## Start TASK MATERIAL
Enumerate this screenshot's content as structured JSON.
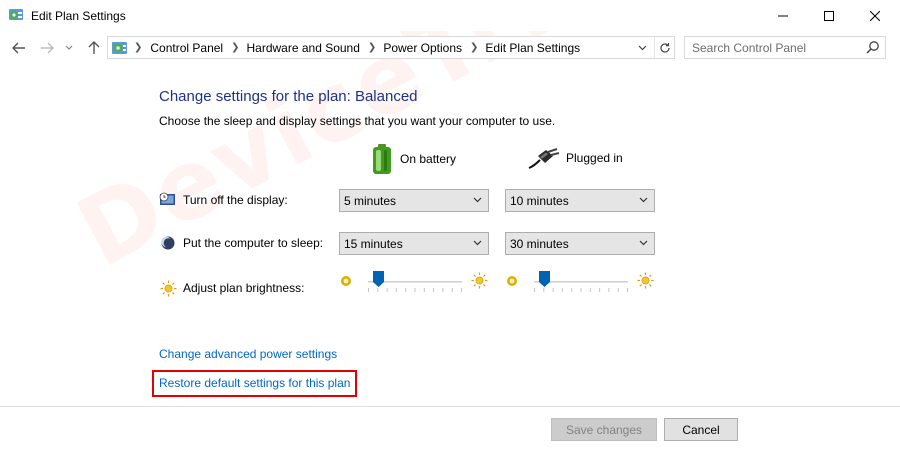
{
  "window": {
    "title": "Edit Plan Settings",
    "icon": "control-panel-icon",
    "minimize_icon": "minimize-icon",
    "maximize_icon": "maximize-icon",
    "close_icon": "close-icon"
  },
  "nav": {
    "back_icon": "arrow-left-icon",
    "forward_icon": "arrow-right-icon",
    "recent_icon": "chevron-down-icon",
    "up_icon": "arrow-up-icon",
    "breadcrumbs": [
      "Control Panel",
      "Hardware and Sound",
      "Power Options",
      "Edit Plan Settings"
    ],
    "search_placeholder": "Search Control Panel"
  },
  "main": {
    "heading": "Change settings for the plan: Balanced",
    "subheading": "Choose the sleep and display settings that you want your computer to use.",
    "columns": {
      "battery": "On battery",
      "plugged": "Plugged in"
    },
    "rows": {
      "display": {
        "label": "Turn off the display:",
        "battery": "5 minutes",
        "plugged": "10 minutes"
      },
      "sleep": {
        "label": "Put the computer to sleep:",
        "battery": "15 minutes",
        "plugged": "30 minutes"
      },
      "brightness": {
        "label": "Adjust plan brightness:",
        "battery_level": 0.07,
        "plugged_level": 0.07
      }
    },
    "links": {
      "advanced": "Change advanced power settings",
      "restore": "Restore default settings for this plan"
    }
  },
  "footer": {
    "save": "Save changes",
    "cancel": "Cancel"
  },
  "watermark": "DeviceTricks",
  "colors": {
    "heading": "#1e3287",
    "link": "#0066cc",
    "highlight": "#e30000",
    "slider_thumb": "#0063b1"
  }
}
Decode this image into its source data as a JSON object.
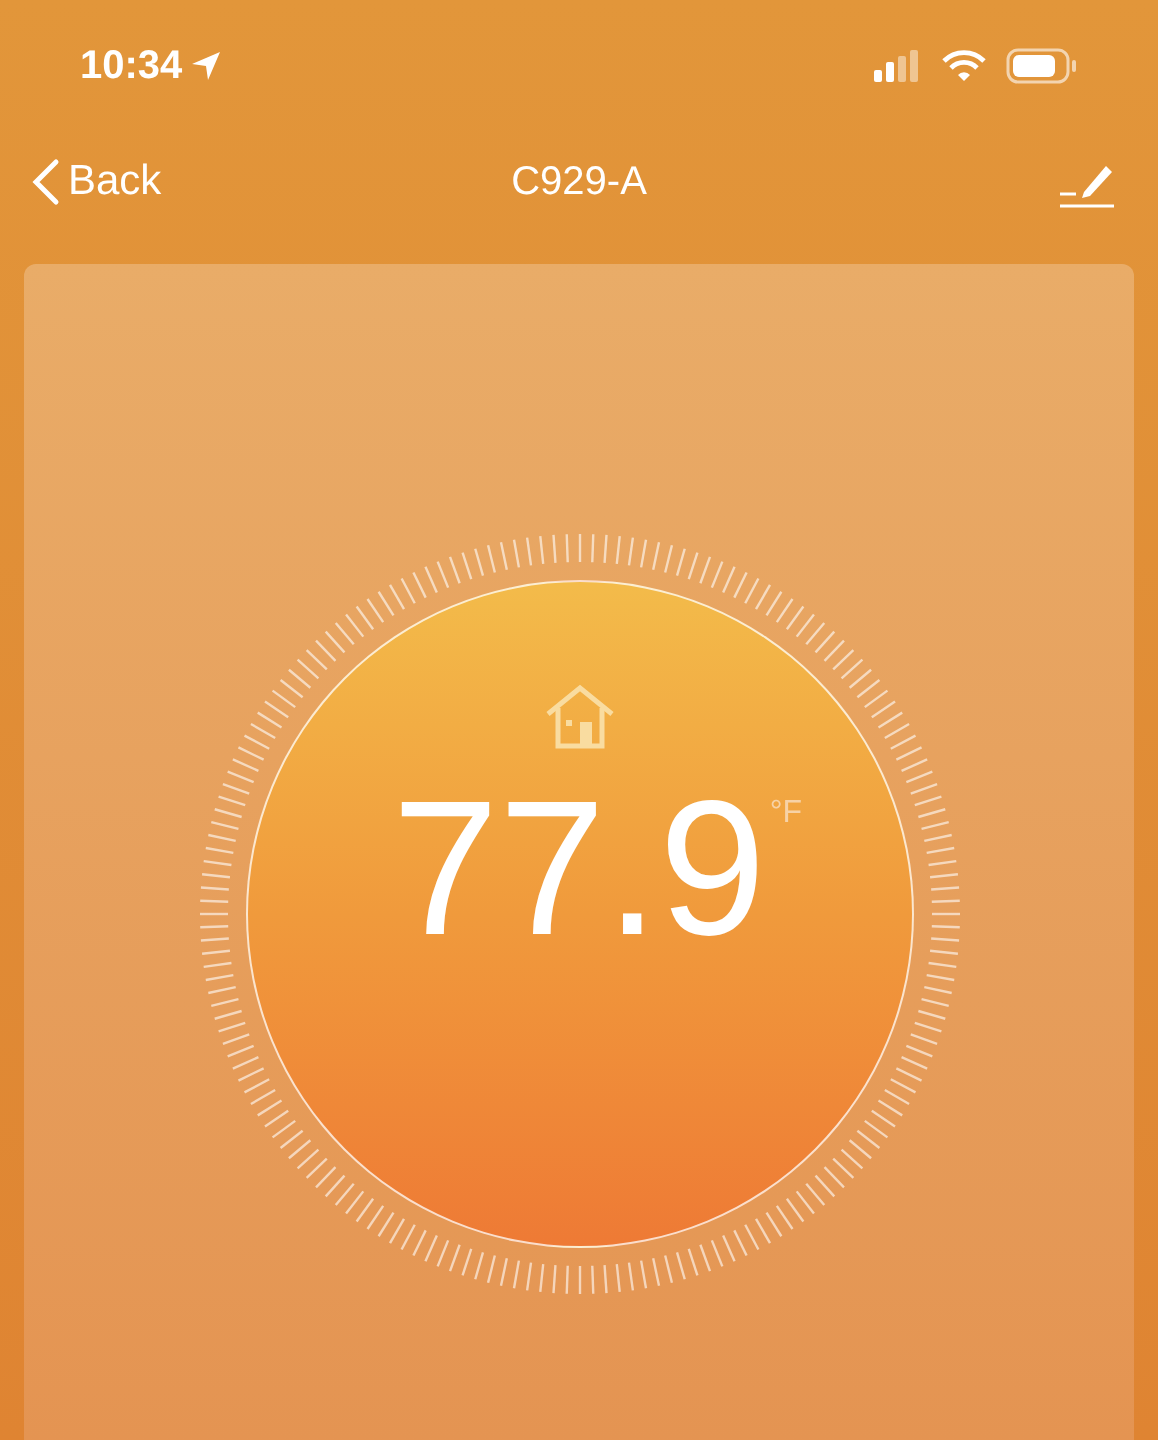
{
  "status_bar": {
    "time": "10:34"
  },
  "nav": {
    "back": "Back",
    "title": "C929-A"
  },
  "thermostat": {
    "temperature": "77.9",
    "unit": "°F"
  }
}
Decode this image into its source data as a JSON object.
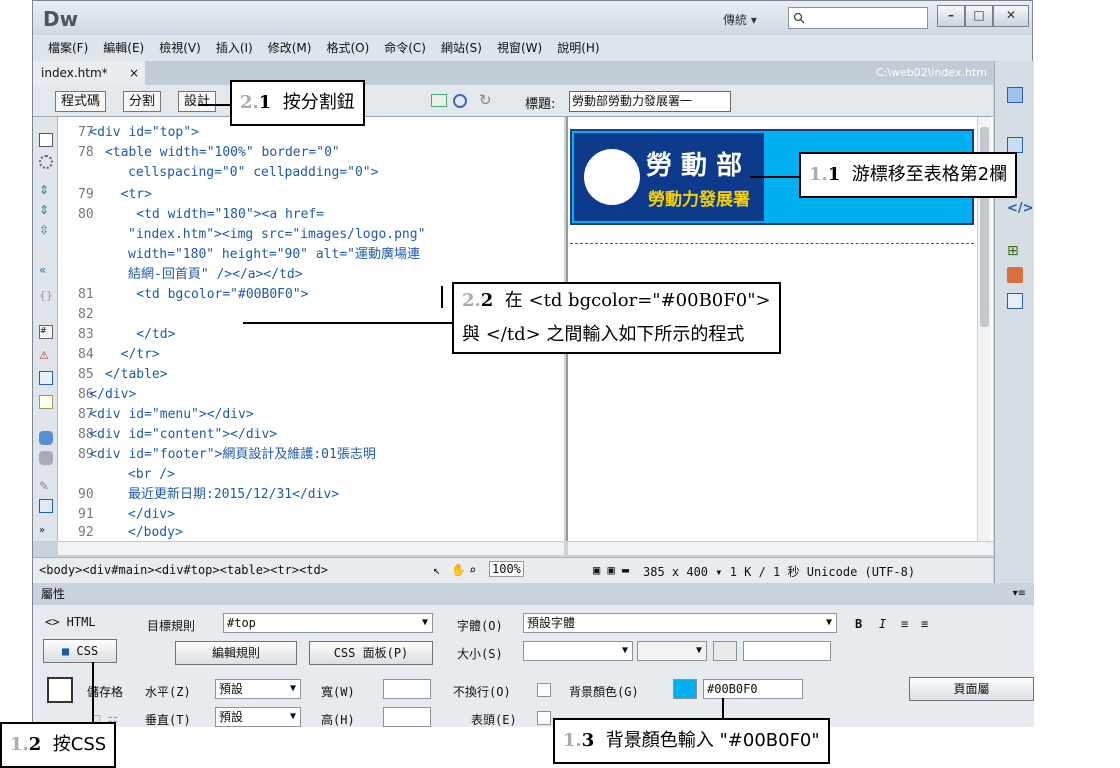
{
  "app": {
    "name": "Dw",
    "workspace": "傳統 ▾"
  },
  "menu": [
    "檔案(F)",
    "編輯(E)",
    "檢視(V)",
    "插入(I)",
    "修改(M)",
    "格式(O)",
    "命令(C)",
    "網站(S)",
    "視窗(W)",
    "說明(H)"
  ],
  "doc": {
    "tab": "index.htm*",
    "close": "×",
    "path": "C:\\web02\\index.htm"
  },
  "toolbar": {
    "code": "程式碼",
    "split": "分割",
    "design": "設計",
    "title_label": "標題:",
    "title_value": "勞動部勞動力發展署一"
  },
  "code_lines": [
    {
      "n": "77",
      "t": "    <div id=\"top\">"
    },
    {
      "n": "78",
      "t": "      <table width=\"100%\" border=\"0\""
    },
    {
      "n": "",
      "t": "cellspacing=\"0\" cellpadding=\"0\">"
    },
    {
      "n": "79",
      "t": "        <tr>"
    },
    {
      "n": "80",
      "t": "          <td width=\"180\"><a href="
    },
    {
      "n": "",
      "t": "\"index.htm\"><img src=\"images/logo.png\""
    },
    {
      "n": "",
      "t": "width=\"180\" height=\"90\" alt=\"運動廣場連"
    },
    {
      "n": "",
      "t": "結網-回首頁\" /></a></td>"
    },
    {
      "n": "81",
      "t": "          <td bgcolor=\"#00B0F0\">"
    },
    {
      "n": "82",
      "t": ""
    },
    {
      "n": "83",
      "t": "          </td>"
    },
    {
      "n": "84",
      "t": "        </tr>"
    },
    {
      "n": "85",
      "t": "      </table>"
    },
    {
      "n": "86",
      "t": "    </div>"
    },
    {
      "n": "87",
      "t": "    <div id=\"menu\"></div>"
    },
    {
      "n": "88",
      "t": "    <div id=\"content\"></div>"
    },
    {
      "n": "89",
      "t": "    <div id=\"footer\">網頁設計及維護:01張志明"
    },
    {
      "n": "",
      "t": "<br />"
    },
    {
      "n": "90",
      "t": "最近更新日期:2015/12/31</div>"
    },
    {
      "n": "91",
      "t": "</div>"
    },
    {
      "n": "92",
      "t": "</body>"
    }
  ],
  "design": {
    "logo_title": "勞 動 部",
    "logo_sub": "勞動力發展署"
  },
  "status": {
    "breadcrumb": "<body><div#main><div#top><table><tr><td>",
    "zoom": "100%",
    "info": "385 x 400 ▾ 1 K / 1 秒 Unicode (UTF-8)"
  },
  "props": {
    "header": "屬性",
    "html_btn": "<> HTML",
    "css_btn": "CSS",
    "target_rule_label": "目標規則",
    "target_rule_value": "#top",
    "edit_rule": "編輯規則",
    "css_panel": "CSS 面板(P)",
    "font_label": "字體(O)",
    "font_value": "預設字體",
    "size_label": "大小(S)",
    "bold": "B",
    "italic": "I",
    "cell_label": "儲存格",
    "horz_label": "水平(Z)",
    "horz_value": "預設",
    "width_label": "寬(W)",
    "nowrap_label": "不換行(O)",
    "bg_label": "背景顏色(G)",
    "bg_value": "#00B0F0",
    "page_props": "頁面屬",
    "vert_label": "垂直(T)",
    "vert_value": "預設",
    "height_label": "高(H)",
    "header_label": "表頭(E)"
  },
  "callouts": {
    "c21_num1": "2.",
    "c21_num2": "1",
    "c21_text": "按分割鈕",
    "c11_num1": "1.",
    "c11_num2": "1",
    "c11_text": "游標移至表格第2欄",
    "c22_num1": "2.",
    "c22_num2": "2",
    "c22_text1": "在 <td bgcolor=\"#00B0F0\">",
    "c22_text2": "與 </td> 之間輸入如下所示的程式",
    "c12_num1": "1.",
    "c12_num2": "2",
    "c12_text": "按CSS",
    "c13_num1": "1.",
    "c13_num2": "3",
    "c13_text": "背景顏色輸入 \"#00B0F0\""
  },
  "colors": {
    "cell_bg": "#00B0F0",
    "code_blue": "#1d5aaa"
  }
}
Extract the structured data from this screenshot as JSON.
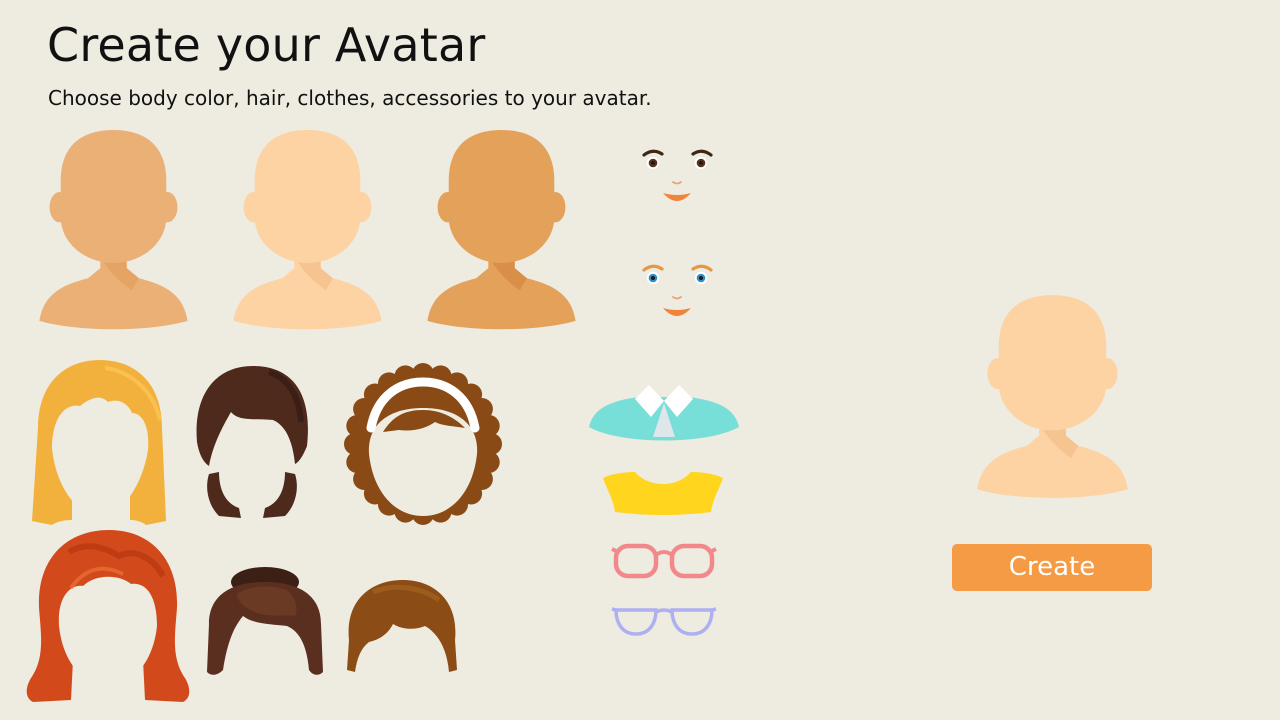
{
  "page": {
    "title": "Create your Avatar",
    "subtitle": "Choose body color, hair, clothes, accessories to your avatar."
  },
  "body_colors": [
    {
      "color": "#EAB075",
      "shade": "#E29E5C"
    },
    {
      "color": "#FED3A3",
      "shade": "#F2BD88"
    },
    {
      "color": "#E4A15A",
      "shade": "#D48840"
    }
  ],
  "faces": [
    {
      "eye_color": "#5A3313",
      "brow_color": "#3E2815",
      "mouth_color": "#F2843A"
    },
    {
      "eye_color": "#2E8FC4",
      "brow_color": "#E59744",
      "mouth_color": "#F2843A"
    }
  ],
  "hair_styles": [
    {
      "name": "long-blonde",
      "color": "#F2B13C"
    },
    {
      "name": "short-dark-brown",
      "color": "#4E2A1C"
    },
    {
      "name": "curly-headband",
      "color": "#8A4A16",
      "band": "#FFFFFF"
    },
    {
      "name": "long-red",
      "color": "#D24A1B"
    },
    {
      "name": "bun-brown",
      "color": "#5A2F1F"
    },
    {
      "name": "short-brown",
      "color": "#8B4D15"
    }
  ],
  "clothes": [
    {
      "name": "teal-collar-shirt",
      "color": "#78DED8",
      "collar": "#FFFFFF"
    },
    {
      "name": "yellow-top",
      "color": "#FFD51E"
    }
  ],
  "accessories": [
    {
      "name": "pink-glasses",
      "color": "#F2888A"
    },
    {
      "name": "lavender-glasses",
      "color": "#AEB0F1"
    }
  ],
  "preview": {
    "skin": "#FED3A3",
    "shade": "#F2BD88"
  },
  "actions": {
    "create_label": "Create"
  }
}
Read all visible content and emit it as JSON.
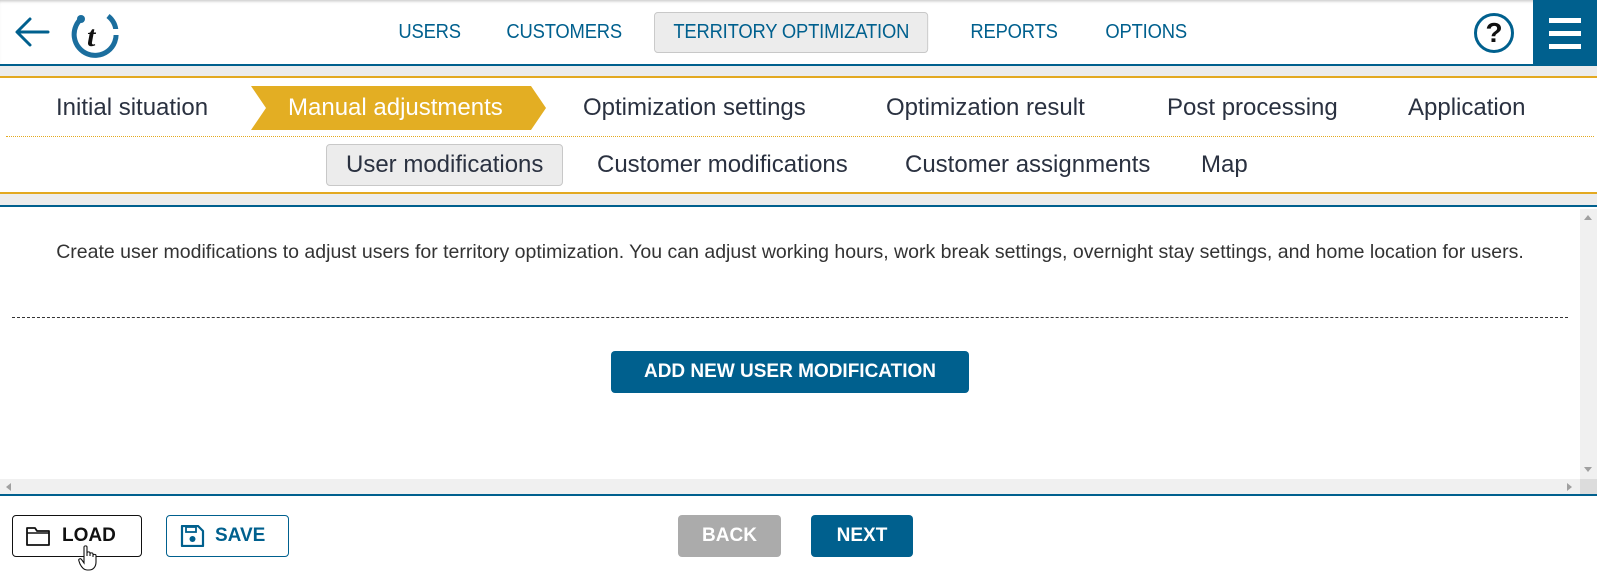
{
  "header": {
    "back_icon": "arrow-left-icon",
    "logo_letter": "t",
    "nav": [
      {
        "label": "USERS",
        "active": false
      },
      {
        "label": "CUSTOMERS",
        "active": false
      },
      {
        "label": "TERRITORY OPTIMIZATION",
        "active": true
      },
      {
        "label": "REPORTS",
        "active": false
      },
      {
        "label": "OPTIONS",
        "active": false
      }
    ],
    "help_label": "?",
    "menu_icon": "hamburger-menu-icon"
  },
  "steps": [
    {
      "label": "Initial situation",
      "active": false
    },
    {
      "label": "Manual adjustments",
      "active": true
    },
    {
      "label": "Optimization settings",
      "active": false
    },
    {
      "label": "Optimization result",
      "active": false
    },
    {
      "label": "Post processing",
      "active": false
    },
    {
      "label": "Application",
      "active": false
    }
  ],
  "subtabs": [
    {
      "label": "User modifications",
      "active": true
    },
    {
      "label": "Customer modifications",
      "active": false
    },
    {
      "label": "Customer assignments",
      "active": false
    },
    {
      "label": "Map",
      "active": false
    }
  ],
  "content": {
    "description": "Create user modifications to adjust users for territory optimization. You can adjust working hours, work break settings, overnight stay settings, and home location for users.",
    "add_button": "ADD NEW USER MODIFICATION"
  },
  "footer": {
    "load_label": "LOAD",
    "save_label": "SAVE",
    "back_label": "BACK",
    "next_label": "NEXT"
  },
  "colors": {
    "primary": "#00608e",
    "accent": "#e3a921",
    "disabled": "#ababab"
  }
}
## End TASK MATERIAL
#### [WORK TO COMPLETE]
In the records above, how many lines contain the string "table"? State that number only.

#### [REPLY]
3